[Stored dataset items]
================================
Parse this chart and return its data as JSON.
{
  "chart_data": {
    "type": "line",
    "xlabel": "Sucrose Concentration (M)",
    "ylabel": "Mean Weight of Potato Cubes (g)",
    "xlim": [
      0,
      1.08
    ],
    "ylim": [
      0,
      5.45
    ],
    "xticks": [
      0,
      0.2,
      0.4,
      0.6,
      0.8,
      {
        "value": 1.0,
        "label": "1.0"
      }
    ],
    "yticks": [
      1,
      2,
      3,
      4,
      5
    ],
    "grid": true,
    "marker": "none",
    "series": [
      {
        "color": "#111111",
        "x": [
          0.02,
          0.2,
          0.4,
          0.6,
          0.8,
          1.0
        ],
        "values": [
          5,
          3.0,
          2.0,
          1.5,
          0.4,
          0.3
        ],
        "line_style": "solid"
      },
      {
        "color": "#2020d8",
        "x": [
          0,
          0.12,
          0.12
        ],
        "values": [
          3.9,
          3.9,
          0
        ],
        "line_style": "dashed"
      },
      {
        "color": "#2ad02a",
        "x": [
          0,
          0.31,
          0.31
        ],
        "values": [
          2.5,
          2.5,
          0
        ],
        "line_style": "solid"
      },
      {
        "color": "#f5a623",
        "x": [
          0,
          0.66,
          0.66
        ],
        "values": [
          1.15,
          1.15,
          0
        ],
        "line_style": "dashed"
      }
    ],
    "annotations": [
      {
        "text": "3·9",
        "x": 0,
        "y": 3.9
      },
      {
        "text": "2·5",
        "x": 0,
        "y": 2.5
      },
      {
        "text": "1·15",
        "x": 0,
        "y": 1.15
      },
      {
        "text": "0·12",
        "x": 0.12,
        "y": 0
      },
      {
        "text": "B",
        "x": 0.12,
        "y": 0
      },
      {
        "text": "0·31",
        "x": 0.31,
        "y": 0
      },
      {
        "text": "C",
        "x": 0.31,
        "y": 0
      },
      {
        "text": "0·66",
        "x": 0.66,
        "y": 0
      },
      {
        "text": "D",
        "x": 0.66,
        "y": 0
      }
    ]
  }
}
================================
#### [GOAL]
Copy out every entry again, exactly as it was given.

#### [WRITTEN SOLUTION]
Parse this chart and return its data as JSON.
{
  "chart_data": {
    "type": "line",
    "xlabel": "Sucrose Concentration (M)",
    "ylabel": "Mean Weight of Potato Cubes (g)",
    "xlim": [
      0,
      1.08
    ],
    "ylim": [
      0,
      5.45
    ],
    "xticks": [
      0,
      0.2,
      0.4,
      0.6,
      0.8,
      {
        "value": 1.0,
        "label": "1.0"
      }
    ],
    "yticks": [
      1,
      2,
      3,
      4,
      5
    ],
    "grid": true,
    "marker": "none",
    "series": [
      {
        "color": "#111111",
        "x": [
          0.02,
          0.2,
          0.4,
          0.6,
          0.8,
          1.0
        ],
        "values": [
          5,
          3.0,
          2.0,
          1.5,
          0.4,
          0.3
        ],
        "line_style": "solid"
      },
      {
        "color": "#2020d8",
        "x": [
          0,
          0.12,
          0.12
        ],
        "values": [
          3.9,
          3.9,
          0
        ],
        "line_style": "dashed"
      },
      {
        "color": "#2ad02a",
        "x": [
          0,
          0.31,
          0.31
        ],
        "values": [
          2.5,
          2.5,
          0
        ],
        "line_style": "solid"
      },
      {
        "color": "#f5a623",
        "x": [
          0,
          0.66,
          0.66
        ],
        "values": [
          1.15,
          1.15,
          0
        ],
        "line_style": "dashed"
      }
    ],
    "annotations": [
      {
        "text": "3·9",
        "x": 0,
        "y": 3.9
      },
      {
        "text": "2·5",
        "x": 0,
        "y": 2.5
      },
      {
        "text": "1·15",
        "x": 0,
        "y": 1.15
      },
      {
        "text": "0·12",
        "x": 0.12,
        "y": 0
      },
      {
        "text": "B",
        "x": 0.12,
        "y": 0
      },
      {
        "text": "0·31",
        "x": 0.31,
        "y": 0
      },
      {
        "text": "C",
        "x": 0.31,
        "y": 0
      },
      {
        "text": "0·66",
        "x": 0.66,
        "y": 0
      },
      {
        "text": "D",
        "x": 0.66,
        "y": 0
      }
    ]
  }
}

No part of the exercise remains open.